= WHAT THE TASK ASKS =
Sift the material for lines containing "период", and return them.

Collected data

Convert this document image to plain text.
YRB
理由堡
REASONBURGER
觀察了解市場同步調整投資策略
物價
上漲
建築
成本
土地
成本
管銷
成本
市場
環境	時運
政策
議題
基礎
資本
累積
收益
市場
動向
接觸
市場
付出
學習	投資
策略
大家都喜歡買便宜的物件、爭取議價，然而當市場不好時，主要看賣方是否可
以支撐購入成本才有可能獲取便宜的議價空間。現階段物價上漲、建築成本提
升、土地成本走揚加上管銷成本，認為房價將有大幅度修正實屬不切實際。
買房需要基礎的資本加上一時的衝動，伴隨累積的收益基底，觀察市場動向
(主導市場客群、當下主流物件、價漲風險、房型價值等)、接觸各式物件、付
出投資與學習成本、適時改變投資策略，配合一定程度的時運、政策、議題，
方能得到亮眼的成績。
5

---

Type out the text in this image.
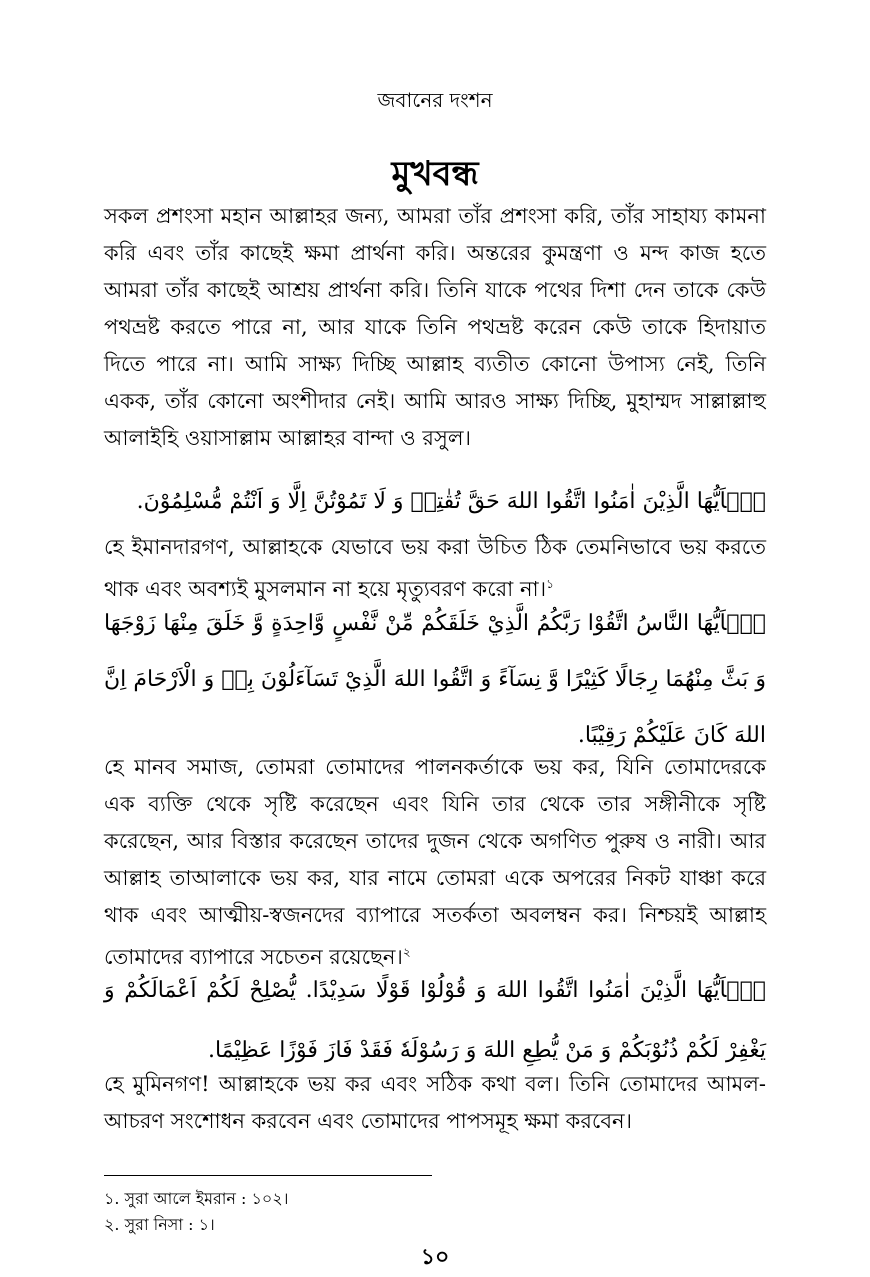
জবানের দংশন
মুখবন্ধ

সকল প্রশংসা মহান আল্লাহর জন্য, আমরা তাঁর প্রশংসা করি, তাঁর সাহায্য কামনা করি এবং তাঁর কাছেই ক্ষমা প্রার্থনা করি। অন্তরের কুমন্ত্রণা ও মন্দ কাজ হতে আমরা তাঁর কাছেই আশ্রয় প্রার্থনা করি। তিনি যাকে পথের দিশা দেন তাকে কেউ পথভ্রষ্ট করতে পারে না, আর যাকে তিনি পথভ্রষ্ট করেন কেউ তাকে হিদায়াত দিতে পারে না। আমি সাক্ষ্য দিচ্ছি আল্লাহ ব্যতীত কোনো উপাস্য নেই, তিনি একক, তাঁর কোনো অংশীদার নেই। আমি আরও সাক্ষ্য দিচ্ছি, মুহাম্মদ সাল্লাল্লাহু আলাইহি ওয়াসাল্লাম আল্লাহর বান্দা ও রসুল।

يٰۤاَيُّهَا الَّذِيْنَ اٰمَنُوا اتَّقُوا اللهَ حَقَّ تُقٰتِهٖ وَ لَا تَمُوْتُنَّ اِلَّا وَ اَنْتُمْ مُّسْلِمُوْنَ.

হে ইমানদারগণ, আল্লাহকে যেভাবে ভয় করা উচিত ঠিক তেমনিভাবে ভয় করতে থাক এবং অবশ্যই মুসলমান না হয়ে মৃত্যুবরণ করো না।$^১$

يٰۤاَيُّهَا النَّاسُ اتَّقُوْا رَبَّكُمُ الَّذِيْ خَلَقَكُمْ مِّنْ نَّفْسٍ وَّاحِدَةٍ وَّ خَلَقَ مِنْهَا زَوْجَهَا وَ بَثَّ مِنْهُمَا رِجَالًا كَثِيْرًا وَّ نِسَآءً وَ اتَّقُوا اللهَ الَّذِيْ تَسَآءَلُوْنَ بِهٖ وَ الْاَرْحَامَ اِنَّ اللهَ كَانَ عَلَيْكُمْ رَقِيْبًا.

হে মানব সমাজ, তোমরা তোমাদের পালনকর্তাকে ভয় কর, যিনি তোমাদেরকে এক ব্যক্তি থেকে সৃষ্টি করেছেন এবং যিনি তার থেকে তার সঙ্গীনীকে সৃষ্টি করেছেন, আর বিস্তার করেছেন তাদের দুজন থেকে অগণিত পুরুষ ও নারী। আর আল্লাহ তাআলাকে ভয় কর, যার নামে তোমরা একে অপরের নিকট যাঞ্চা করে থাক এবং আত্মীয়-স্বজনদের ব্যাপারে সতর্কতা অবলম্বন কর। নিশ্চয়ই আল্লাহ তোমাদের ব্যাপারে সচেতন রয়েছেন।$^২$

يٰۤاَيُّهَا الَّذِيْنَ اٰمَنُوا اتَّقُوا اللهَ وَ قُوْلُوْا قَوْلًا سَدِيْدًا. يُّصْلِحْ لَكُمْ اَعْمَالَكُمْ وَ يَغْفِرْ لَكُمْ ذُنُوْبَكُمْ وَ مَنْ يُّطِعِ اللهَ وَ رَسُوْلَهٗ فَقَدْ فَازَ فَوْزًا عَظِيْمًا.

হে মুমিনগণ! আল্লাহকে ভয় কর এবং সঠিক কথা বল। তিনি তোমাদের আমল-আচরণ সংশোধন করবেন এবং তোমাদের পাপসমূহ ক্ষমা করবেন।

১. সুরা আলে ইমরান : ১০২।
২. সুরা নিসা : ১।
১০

--

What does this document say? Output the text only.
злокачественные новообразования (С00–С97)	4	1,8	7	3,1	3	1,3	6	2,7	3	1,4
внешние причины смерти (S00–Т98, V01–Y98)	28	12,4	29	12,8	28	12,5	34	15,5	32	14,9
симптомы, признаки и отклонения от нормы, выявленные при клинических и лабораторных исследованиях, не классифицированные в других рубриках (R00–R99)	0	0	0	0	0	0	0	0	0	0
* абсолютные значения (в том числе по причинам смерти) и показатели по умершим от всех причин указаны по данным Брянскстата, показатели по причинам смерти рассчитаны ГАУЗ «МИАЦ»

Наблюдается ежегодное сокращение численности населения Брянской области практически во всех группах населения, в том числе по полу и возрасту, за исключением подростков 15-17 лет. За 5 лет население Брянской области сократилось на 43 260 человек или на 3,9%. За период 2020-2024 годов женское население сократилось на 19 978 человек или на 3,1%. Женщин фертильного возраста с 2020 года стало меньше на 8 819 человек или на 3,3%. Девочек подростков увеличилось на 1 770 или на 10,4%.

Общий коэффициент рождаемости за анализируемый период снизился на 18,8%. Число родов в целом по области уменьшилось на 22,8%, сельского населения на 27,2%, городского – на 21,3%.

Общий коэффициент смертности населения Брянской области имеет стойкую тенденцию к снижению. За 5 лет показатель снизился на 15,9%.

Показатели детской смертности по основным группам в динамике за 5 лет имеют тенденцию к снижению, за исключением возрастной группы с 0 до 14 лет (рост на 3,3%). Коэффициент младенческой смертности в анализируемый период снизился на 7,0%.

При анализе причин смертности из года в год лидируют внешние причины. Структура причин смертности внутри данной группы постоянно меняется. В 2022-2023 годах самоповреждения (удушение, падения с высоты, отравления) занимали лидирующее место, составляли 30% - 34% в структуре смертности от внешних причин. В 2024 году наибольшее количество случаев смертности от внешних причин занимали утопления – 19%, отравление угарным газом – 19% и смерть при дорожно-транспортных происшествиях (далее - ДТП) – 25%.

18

= SOLUTION =
Наблюдается ежегодное сокращение численности населения Брянской области практически во всех группах населения, в том числе по полу и возрасту, за исключением подростков 15-17 лет. За 5 лет население Брянской области сократилось на 43 260 человек или на 3,9%. За период 2020-2024 годов женское население сократилось на 19 978 человек или на 3,1%. Женщин фертильного возраста с 2020 года стало меньше на 8 819 человек или на 3,3%. Девочек подростков увеличилось на 1 770 или на 10,4%.
Общий коэффициент рождаемости за анализируемый период снизился на 18,8%. Число родов в целом по области уменьшилось на 22,8%, сельского населения на 27,2%, городского – на 21,3%.
Показатели детской смертности по основным группам в динамике за 5 лет имеют тенденцию к снижению, за исключением возрастной группы с 0 до 14 лет (рост на 3,3%). Коэффициент младенческой смертности в анализируемый период снизился на 7,0%.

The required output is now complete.